Task
Your answer should be the lines from the one with "What's the underlying" to the end of the data below, both included, exact and free of pictures.
(Beginning of Records for this exercise)
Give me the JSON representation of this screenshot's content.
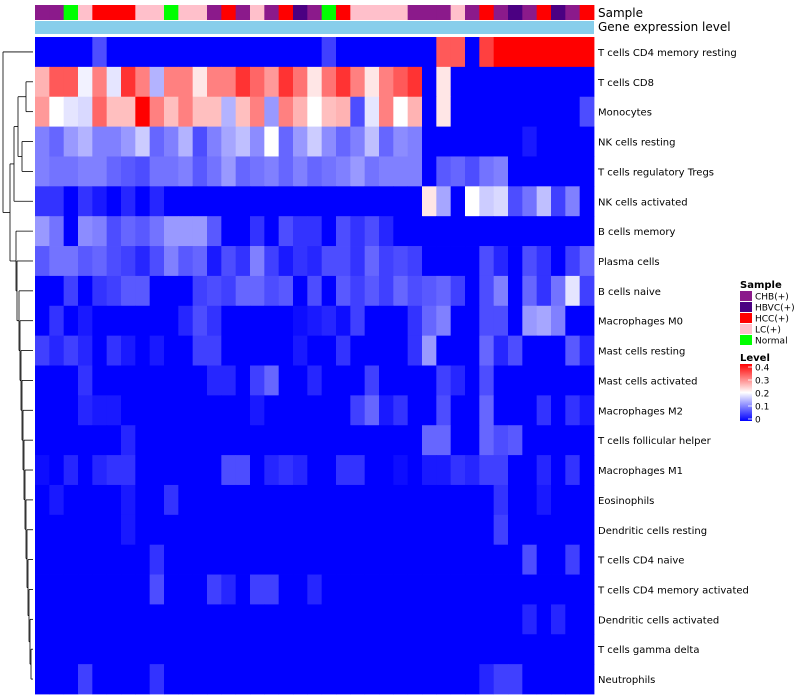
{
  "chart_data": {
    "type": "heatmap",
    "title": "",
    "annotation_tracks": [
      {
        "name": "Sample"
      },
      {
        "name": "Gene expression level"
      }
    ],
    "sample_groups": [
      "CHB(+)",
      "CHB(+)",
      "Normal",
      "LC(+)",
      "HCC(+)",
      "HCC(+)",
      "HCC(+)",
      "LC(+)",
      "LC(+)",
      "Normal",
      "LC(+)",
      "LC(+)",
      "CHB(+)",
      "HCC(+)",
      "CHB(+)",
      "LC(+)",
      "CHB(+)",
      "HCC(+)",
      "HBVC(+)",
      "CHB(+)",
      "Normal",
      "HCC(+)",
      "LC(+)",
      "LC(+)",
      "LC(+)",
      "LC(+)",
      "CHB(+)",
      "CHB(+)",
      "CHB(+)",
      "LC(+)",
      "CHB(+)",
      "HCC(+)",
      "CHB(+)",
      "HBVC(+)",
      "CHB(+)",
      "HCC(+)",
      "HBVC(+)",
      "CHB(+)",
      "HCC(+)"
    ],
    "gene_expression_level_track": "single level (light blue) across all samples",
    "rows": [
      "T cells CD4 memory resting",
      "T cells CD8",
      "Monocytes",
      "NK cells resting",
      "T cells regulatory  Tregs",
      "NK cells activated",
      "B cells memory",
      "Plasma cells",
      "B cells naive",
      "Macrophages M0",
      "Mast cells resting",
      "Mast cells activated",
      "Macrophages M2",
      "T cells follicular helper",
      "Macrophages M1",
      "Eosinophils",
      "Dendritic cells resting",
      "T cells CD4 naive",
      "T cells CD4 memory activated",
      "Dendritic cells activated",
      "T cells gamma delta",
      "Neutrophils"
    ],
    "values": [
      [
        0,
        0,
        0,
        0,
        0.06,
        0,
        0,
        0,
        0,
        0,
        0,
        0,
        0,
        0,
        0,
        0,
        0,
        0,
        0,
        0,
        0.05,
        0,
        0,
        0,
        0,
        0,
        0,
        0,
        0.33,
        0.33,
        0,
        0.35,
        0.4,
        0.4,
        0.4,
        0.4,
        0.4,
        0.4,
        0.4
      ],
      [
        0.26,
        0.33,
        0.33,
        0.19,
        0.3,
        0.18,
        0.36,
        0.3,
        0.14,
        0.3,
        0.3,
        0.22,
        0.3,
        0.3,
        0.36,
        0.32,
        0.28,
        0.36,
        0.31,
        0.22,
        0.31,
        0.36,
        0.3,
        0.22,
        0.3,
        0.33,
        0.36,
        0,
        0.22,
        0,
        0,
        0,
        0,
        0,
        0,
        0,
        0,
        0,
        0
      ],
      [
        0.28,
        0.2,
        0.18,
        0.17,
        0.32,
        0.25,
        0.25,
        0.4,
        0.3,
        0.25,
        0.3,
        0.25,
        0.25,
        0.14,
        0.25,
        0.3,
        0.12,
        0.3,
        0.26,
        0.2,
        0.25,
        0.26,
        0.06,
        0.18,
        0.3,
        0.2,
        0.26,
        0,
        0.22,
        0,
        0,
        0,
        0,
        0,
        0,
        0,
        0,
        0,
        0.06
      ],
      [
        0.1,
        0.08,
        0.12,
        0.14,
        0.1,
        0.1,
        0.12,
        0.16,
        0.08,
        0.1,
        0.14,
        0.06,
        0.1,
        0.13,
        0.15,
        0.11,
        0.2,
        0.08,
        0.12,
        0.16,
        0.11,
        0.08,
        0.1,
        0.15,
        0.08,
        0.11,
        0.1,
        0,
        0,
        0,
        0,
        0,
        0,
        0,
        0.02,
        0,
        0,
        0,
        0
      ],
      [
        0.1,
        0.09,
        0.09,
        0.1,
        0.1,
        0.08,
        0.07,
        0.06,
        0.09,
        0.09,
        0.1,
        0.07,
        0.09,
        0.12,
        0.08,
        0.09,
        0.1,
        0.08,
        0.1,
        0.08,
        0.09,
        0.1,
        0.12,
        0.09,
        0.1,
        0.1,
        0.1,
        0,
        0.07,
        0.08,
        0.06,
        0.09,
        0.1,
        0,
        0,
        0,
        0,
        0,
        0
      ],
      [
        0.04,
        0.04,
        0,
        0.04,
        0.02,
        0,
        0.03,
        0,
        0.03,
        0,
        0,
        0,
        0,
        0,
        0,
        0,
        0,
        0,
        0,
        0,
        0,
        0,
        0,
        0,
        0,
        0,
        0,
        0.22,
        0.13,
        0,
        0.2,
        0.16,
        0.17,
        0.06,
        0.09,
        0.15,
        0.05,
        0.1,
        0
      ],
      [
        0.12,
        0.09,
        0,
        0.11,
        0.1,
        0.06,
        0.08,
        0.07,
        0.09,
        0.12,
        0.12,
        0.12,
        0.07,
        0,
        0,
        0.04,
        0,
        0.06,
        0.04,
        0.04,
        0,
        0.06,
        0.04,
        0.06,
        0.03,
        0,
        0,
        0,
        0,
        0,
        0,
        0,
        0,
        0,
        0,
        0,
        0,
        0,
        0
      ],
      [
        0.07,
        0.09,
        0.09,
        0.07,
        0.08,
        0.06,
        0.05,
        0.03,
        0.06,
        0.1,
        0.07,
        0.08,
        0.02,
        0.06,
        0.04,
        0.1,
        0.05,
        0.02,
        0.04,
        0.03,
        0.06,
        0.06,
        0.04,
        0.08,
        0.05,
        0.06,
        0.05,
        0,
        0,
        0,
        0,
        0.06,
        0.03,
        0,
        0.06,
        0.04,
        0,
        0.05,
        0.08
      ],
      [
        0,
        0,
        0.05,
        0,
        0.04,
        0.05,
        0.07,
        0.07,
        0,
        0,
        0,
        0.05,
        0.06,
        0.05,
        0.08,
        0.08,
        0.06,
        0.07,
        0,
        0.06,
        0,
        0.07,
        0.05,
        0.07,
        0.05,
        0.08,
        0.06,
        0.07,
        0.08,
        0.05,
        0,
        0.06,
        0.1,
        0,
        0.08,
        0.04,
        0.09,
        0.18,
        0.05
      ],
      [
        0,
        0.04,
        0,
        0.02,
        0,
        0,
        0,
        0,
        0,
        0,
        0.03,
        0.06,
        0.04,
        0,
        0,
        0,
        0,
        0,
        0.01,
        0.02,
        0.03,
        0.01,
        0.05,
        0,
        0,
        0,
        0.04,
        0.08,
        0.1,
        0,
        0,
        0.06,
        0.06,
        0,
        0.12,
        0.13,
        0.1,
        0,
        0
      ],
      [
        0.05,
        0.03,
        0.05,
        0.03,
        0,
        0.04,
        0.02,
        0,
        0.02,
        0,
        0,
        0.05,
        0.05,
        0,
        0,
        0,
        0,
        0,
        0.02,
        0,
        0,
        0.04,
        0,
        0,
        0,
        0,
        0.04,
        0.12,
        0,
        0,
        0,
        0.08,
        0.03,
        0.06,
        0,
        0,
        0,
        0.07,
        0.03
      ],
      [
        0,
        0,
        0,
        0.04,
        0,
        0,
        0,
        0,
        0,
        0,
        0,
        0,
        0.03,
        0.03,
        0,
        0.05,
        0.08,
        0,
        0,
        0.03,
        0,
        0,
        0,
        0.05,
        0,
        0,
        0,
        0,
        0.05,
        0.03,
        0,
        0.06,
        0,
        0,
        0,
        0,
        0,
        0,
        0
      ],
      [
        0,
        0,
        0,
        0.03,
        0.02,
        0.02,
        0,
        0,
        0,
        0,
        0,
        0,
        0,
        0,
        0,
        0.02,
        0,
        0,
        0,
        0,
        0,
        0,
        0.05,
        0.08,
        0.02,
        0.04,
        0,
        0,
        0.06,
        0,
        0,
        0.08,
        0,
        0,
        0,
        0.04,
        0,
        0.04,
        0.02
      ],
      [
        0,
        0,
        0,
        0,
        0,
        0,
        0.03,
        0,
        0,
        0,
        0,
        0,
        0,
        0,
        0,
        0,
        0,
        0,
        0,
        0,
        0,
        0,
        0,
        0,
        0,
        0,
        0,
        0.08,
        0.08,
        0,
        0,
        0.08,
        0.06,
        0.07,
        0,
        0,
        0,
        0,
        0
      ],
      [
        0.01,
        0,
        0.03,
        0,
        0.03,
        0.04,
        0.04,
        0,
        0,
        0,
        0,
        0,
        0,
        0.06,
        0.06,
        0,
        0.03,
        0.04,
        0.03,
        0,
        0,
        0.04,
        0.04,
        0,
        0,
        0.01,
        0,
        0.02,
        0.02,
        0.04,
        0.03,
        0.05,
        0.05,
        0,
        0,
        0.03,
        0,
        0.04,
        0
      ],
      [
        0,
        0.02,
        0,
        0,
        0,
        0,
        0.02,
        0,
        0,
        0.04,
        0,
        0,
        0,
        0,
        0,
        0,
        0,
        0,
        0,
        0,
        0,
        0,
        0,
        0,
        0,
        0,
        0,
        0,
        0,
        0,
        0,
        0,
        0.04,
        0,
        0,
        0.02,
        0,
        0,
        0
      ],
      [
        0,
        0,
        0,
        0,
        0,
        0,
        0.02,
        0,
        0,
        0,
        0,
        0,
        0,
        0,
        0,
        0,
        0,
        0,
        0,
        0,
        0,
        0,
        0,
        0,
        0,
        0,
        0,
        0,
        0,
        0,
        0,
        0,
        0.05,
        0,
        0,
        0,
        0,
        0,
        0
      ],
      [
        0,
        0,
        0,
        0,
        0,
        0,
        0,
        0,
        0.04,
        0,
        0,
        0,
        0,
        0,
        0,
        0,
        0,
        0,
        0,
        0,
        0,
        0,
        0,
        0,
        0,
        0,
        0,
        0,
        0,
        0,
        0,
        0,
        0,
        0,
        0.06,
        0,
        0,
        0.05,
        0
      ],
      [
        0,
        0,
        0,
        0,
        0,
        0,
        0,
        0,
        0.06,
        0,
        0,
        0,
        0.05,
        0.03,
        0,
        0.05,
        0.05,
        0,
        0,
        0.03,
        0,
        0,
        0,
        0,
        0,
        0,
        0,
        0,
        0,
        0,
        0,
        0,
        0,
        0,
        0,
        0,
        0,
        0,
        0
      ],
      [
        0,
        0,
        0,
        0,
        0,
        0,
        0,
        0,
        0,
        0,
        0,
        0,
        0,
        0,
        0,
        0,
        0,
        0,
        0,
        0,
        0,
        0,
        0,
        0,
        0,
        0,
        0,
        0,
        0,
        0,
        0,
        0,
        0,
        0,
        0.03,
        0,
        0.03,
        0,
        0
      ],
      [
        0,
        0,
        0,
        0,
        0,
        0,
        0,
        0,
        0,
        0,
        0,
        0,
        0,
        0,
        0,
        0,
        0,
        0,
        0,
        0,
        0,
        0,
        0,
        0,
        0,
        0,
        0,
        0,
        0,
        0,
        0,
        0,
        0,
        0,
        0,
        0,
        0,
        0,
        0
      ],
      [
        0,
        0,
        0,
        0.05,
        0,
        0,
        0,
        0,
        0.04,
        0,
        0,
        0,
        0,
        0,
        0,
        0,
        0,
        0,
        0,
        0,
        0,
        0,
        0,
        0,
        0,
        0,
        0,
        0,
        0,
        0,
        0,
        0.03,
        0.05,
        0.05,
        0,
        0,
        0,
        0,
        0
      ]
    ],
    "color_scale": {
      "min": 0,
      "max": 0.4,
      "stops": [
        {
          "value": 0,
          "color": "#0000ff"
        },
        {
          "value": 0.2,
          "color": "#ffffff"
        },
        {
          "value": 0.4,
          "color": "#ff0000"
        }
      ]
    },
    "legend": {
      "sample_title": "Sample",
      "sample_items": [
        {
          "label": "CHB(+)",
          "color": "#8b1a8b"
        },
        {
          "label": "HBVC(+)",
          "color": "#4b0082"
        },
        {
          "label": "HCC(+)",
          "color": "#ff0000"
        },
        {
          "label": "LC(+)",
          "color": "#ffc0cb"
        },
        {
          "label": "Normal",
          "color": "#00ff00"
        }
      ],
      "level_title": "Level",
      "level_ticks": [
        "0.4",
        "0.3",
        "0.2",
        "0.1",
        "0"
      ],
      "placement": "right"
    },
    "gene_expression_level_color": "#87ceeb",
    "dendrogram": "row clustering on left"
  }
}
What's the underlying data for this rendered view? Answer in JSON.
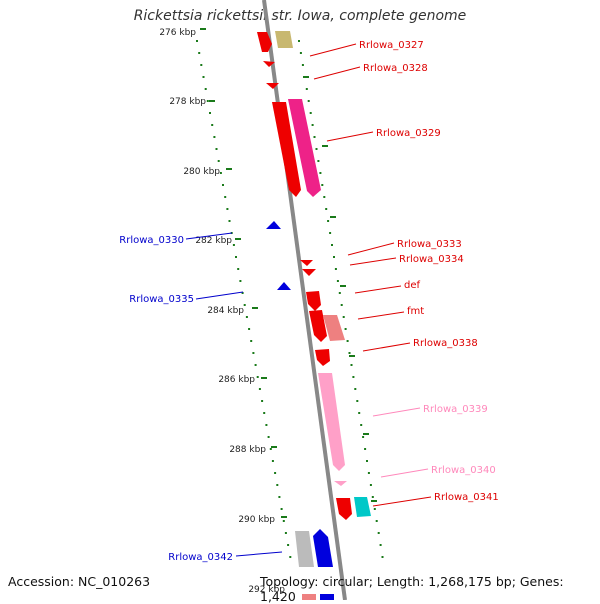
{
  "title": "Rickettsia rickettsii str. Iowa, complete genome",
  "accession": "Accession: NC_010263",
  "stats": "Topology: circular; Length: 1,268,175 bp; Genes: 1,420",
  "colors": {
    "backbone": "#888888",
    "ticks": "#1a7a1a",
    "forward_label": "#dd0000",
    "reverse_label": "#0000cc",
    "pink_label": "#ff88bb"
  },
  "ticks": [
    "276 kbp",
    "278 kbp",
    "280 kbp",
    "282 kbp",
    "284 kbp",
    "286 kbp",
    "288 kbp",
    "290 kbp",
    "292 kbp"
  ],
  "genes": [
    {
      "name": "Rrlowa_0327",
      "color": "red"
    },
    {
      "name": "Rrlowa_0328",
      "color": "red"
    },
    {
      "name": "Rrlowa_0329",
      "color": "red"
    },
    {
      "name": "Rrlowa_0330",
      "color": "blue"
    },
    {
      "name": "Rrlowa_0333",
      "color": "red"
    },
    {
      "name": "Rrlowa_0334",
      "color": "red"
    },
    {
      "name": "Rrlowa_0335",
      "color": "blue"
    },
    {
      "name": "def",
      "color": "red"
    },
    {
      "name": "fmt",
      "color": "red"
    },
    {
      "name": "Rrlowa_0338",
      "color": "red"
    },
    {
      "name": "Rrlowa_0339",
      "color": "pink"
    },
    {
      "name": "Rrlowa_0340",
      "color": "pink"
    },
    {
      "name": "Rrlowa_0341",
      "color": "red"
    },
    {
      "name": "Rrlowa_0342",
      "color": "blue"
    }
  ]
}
(End of Records for this exercise)
Answer box
What's the underlying data for this rendered view? Answer in JSON.
{
  "title": "Rickettsia rickettsii str. Iowa, complete genome",
  "accession": "Accession: NC_010263",
  "stats": "Topology: circular; Length: 1,268,175 bp; Genes: 1,420",
  "colors": {
    "backbone": "#888888",
    "ticks": "#1a7a1a",
    "forward_label": "#dd0000",
    "reverse_label": "#0000cc",
    "pink_label": "#ff88bb"
  },
  "ticks": [
    "276 kbp",
    "278 kbp",
    "280 kbp",
    "282 kbp",
    "284 kbp",
    "286 kbp",
    "288 kbp",
    "290 kbp",
    "292 kbp"
  ],
  "genes": [
    {
      "name": "Rrlowa_0327",
      "color": "red"
    },
    {
      "name": "Rrlowa_0328",
      "color": "red"
    },
    {
      "name": "Rrlowa_0329",
      "color": "red"
    },
    {
      "name": "Rrlowa_0330",
      "color": "blue"
    },
    {
      "name": "Rrlowa_0333",
      "color": "red"
    },
    {
      "name": "Rrlowa_0334",
      "color": "red"
    },
    {
      "name": "Rrlowa_0335",
      "color": "blue"
    },
    {
      "name": "def",
      "color": "red"
    },
    {
      "name": "fmt",
      "color": "red"
    },
    {
      "name": "Rrlowa_0338",
      "color": "red"
    },
    {
      "name": "Rrlowa_0339",
      "color": "pink"
    },
    {
      "name": "Rrlowa_0340",
      "color": "pink"
    },
    {
      "name": "Rrlowa_0341",
      "color": "red"
    },
    {
      "name": "Rrlowa_0342",
      "color": "blue"
    }
  ]
}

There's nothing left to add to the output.